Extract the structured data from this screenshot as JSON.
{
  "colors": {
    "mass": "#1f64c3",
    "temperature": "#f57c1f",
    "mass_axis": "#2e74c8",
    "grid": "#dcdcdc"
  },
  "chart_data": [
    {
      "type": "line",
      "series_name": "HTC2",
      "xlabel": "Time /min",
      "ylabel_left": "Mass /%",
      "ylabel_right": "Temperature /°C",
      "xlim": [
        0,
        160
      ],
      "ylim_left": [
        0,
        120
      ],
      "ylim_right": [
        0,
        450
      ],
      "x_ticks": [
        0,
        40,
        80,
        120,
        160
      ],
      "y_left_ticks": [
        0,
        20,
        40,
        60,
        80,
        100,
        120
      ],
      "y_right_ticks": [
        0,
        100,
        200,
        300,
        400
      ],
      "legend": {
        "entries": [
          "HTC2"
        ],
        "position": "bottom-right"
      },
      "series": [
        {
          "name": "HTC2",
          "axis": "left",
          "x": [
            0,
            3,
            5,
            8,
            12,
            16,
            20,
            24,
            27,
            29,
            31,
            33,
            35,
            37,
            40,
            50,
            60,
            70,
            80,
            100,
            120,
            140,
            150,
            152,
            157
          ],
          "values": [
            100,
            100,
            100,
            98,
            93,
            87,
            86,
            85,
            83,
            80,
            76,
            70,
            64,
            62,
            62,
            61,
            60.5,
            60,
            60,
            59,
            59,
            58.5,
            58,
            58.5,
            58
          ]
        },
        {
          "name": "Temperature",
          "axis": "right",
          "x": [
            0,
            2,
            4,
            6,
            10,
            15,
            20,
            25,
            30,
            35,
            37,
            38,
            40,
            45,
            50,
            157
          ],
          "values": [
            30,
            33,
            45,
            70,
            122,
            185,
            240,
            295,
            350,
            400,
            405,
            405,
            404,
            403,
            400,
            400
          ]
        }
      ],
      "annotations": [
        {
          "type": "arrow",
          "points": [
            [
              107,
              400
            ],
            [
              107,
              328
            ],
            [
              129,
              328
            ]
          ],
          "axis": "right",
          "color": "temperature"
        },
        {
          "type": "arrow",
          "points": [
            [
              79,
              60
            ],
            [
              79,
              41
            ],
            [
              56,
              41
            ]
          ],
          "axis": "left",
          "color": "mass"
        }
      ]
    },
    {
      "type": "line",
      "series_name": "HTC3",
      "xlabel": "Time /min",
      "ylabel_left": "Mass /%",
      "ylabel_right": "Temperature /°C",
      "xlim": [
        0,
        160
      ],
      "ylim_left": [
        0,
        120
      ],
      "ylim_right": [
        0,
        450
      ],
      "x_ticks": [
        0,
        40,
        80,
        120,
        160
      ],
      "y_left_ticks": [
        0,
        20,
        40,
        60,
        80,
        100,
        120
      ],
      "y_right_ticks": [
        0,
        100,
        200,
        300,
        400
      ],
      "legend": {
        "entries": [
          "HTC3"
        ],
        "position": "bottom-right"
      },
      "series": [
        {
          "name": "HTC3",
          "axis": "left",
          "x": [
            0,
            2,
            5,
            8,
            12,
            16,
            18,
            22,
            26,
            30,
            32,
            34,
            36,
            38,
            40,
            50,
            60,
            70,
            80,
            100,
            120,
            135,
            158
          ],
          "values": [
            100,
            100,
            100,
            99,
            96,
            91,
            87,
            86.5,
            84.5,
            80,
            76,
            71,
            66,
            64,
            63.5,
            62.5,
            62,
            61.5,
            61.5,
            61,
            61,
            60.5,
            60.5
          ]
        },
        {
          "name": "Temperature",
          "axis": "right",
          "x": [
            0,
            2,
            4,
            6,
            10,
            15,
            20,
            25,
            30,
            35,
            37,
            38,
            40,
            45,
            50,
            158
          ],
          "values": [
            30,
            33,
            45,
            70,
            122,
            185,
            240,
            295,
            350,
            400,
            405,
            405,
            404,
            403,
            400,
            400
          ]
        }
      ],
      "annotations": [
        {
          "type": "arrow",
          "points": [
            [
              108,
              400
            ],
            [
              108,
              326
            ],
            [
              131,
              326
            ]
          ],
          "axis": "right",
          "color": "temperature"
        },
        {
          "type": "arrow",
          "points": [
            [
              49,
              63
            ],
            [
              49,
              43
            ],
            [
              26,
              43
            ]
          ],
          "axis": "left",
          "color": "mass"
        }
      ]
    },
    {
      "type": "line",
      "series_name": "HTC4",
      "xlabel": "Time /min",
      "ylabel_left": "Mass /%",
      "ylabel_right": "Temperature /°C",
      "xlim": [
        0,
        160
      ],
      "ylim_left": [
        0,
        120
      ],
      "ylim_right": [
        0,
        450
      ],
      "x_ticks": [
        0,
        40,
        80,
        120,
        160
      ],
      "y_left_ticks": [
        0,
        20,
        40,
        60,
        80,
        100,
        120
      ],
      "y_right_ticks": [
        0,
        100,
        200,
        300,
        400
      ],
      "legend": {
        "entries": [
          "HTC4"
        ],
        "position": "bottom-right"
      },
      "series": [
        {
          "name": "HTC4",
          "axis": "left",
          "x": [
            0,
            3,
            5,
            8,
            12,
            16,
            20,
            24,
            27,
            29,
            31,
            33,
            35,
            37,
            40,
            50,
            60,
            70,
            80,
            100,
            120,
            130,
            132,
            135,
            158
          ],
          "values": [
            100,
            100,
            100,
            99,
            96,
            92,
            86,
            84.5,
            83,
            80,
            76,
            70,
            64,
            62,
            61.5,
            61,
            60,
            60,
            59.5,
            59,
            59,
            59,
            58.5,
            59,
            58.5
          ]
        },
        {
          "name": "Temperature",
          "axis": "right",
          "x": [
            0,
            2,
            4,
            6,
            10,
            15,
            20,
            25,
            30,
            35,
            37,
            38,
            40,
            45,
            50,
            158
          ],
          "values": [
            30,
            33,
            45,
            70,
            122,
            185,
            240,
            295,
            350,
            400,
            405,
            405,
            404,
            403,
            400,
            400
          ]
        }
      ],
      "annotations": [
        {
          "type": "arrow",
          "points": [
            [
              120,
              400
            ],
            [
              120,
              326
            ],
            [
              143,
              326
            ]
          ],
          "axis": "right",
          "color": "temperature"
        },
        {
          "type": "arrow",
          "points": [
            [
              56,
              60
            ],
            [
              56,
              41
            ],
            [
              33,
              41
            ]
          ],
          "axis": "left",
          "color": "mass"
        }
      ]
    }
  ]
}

**What you have to do**
Reproduce each record exactly as it appears.

**Written solution**
Extract the structured data from this screenshot as JSON.
{
  "colors": {
    "mass": "#1f64c3",
    "temperature": "#f57c1f",
    "mass_axis": "#2e74c8",
    "grid": "#dcdcdc"
  },
  "chart_data": [
    {
      "type": "line",
      "series_name": "HTC2",
      "xlabel": "Time /min",
      "ylabel_left": "Mass /%",
      "ylabel_right": "Temperature /°C",
      "xlim": [
        0,
        160
      ],
      "ylim_left": [
        0,
        120
      ],
      "ylim_right": [
        0,
        450
      ],
      "x_ticks": [
        0,
        40,
        80,
        120,
        160
      ],
      "y_left_ticks": [
        0,
        20,
        40,
        60,
        80,
        100,
        120
      ],
      "y_right_ticks": [
        0,
        100,
        200,
        300,
        400
      ],
      "legend": {
        "entries": [
          "HTC2"
        ],
        "position": "bottom-right"
      },
      "series": [
        {
          "name": "HTC2",
          "axis": "left",
          "x": [
            0,
            3,
            5,
            8,
            12,
            16,
            20,
            24,
            27,
            29,
            31,
            33,
            35,
            37,
            40,
            50,
            60,
            70,
            80,
            100,
            120,
            140,
            150,
            152,
            157
          ],
          "values": [
            100,
            100,
            100,
            98,
            93,
            87,
            86,
            85,
            83,
            80,
            76,
            70,
            64,
            62,
            62,
            61,
            60.5,
            60,
            60,
            59,
            59,
            58.5,
            58,
            58.5,
            58
          ]
        },
        {
          "name": "Temperature",
          "axis": "right",
          "x": [
            0,
            2,
            4,
            6,
            10,
            15,
            20,
            25,
            30,
            35,
            37,
            38,
            40,
            45,
            50,
            157
          ],
          "values": [
            30,
            33,
            45,
            70,
            122,
            185,
            240,
            295,
            350,
            400,
            405,
            405,
            404,
            403,
            400,
            400
          ]
        }
      ],
      "annotations": [
        {
          "type": "arrow",
          "points": [
            [
              107,
              400
            ],
            [
              107,
              328
            ],
            [
              129,
              328
            ]
          ],
          "axis": "right",
          "color": "temperature"
        },
        {
          "type": "arrow",
          "points": [
            [
              79,
              60
            ],
            [
              79,
              41
            ],
            [
              56,
              41
            ]
          ],
          "axis": "left",
          "color": "mass"
        }
      ]
    },
    {
      "type": "line",
      "series_name": "HTC3",
      "xlabel": "Time /min",
      "ylabel_left": "Mass /%",
      "ylabel_right": "Temperature /°C",
      "xlim": [
        0,
        160
      ],
      "ylim_left": [
        0,
        120
      ],
      "ylim_right": [
        0,
        450
      ],
      "x_ticks": [
        0,
        40,
        80,
        120,
        160
      ],
      "y_left_ticks": [
        0,
        20,
        40,
        60,
        80,
        100,
        120
      ],
      "y_right_ticks": [
        0,
        100,
        200,
        300,
        400
      ],
      "legend": {
        "entries": [
          "HTC3"
        ],
        "position": "bottom-right"
      },
      "series": [
        {
          "name": "HTC3",
          "axis": "left",
          "x": [
            0,
            2,
            5,
            8,
            12,
            16,
            18,
            22,
            26,
            30,
            32,
            34,
            36,
            38,
            40,
            50,
            60,
            70,
            80,
            100,
            120,
            135,
            158
          ],
          "values": [
            100,
            100,
            100,
            99,
            96,
            91,
            87,
            86.5,
            84.5,
            80,
            76,
            71,
            66,
            64,
            63.5,
            62.5,
            62,
            61.5,
            61.5,
            61,
            61,
            60.5,
            60.5
          ]
        },
        {
          "name": "Temperature",
          "axis": "right",
          "x": [
            0,
            2,
            4,
            6,
            10,
            15,
            20,
            25,
            30,
            35,
            37,
            38,
            40,
            45,
            50,
            158
          ],
          "values": [
            30,
            33,
            45,
            70,
            122,
            185,
            240,
            295,
            350,
            400,
            405,
            405,
            404,
            403,
            400,
            400
          ]
        }
      ],
      "annotations": [
        {
          "type": "arrow",
          "points": [
            [
              108,
              400
            ],
            [
              108,
              326
            ],
            [
              131,
              326
            ]
          ],
          "axis": "right",
          "color": "temperature"
        },
        {
          "type": "arrow",
          "points": [
            [
              49,
              63
            ],
            [
              49,
              43
            ],
            [
              26,
              43
            ]
          ],
          "axis": "left",
          "color": "mass"
        }
      ]
    },
    {
      "type": "line",
      "series_name": "HTC4",
      "xlabel": "Time /min",
      "ylabel_left": "Mass /%",
      "ylabel_right": "Temperature /°C",
      "xlim": [
        0,
        160
      ],
      "ylim_left": [
        0,
        120
      ],
      "ylim_right": [
        0,
        450
      ],
      "x_ticks": [
        0,
        40,
        80,
        120,
        160
      ],
      "y_left_ticks": [
        0,
        20,
        40,
        60,
        80,
        100,
        120
      ],
      "y_right_ticks": [
        0,
        100,
        200,
        300,
        400
      ],
      "legend": {
        "entries": [
          "HTC4"
        ],
        "position": "bottom-right"
      },
      "series": [
        {
          "name": "HTC4",
          "axis": "left",
          "x": [
            0,
            3,
            5,
            8,
            12,
            16,
            20,
            24,
            27,
            29,
            31,
            33,
            35,
            37,
            40,
            50,
            60,
            70,
            80,
            100,
            120,
            130,
            132,
            135,
            158
          ],
          "values": [
            100,
            100,
            100,
            99,
            96,
            92,
            86,
            84.5,
            83,
            80,
            76,
            70,
            64,
            62,
            61.5,
            61,
            60,
            60,
            59.5,
            59,
            59,
            59,
            58.5,
            59,
            58.5
          ]
        },
        {
          "name": "Temperature",
          "axis": "right",
          "x": [
            0,
            2,
            4,
            6,
            10,
            15,
            20,
            25,
            30,
            35,
            37,
            38,
            40,
            45,
            50,
            158
          ],
          "values": [
            30,
            33,
            45,
            70,
            122,
            185,
            240,
            295,
            350,
            400,
            405,
            405,
            404,
            403,
            400,
            400
          ]
        }
      ],
      "annotations": [
        {
          "type": "arrow",
          "points": [
            [
              120,
              400
            ],
            [
              120,
              326
            ],
            [
              143,
              326
            ]
          ],
          "axis": "right",
          "color": "temperature"
        },
        {
          "type": "arrow",
          "points": [
            [
              56,
              60
            ],
            [
              56,
              41
            ],
            [
              33,
              41
            ]
          ],
          "axis": "left",
          "color": "mass"
        }
      ]
    }
  ]
}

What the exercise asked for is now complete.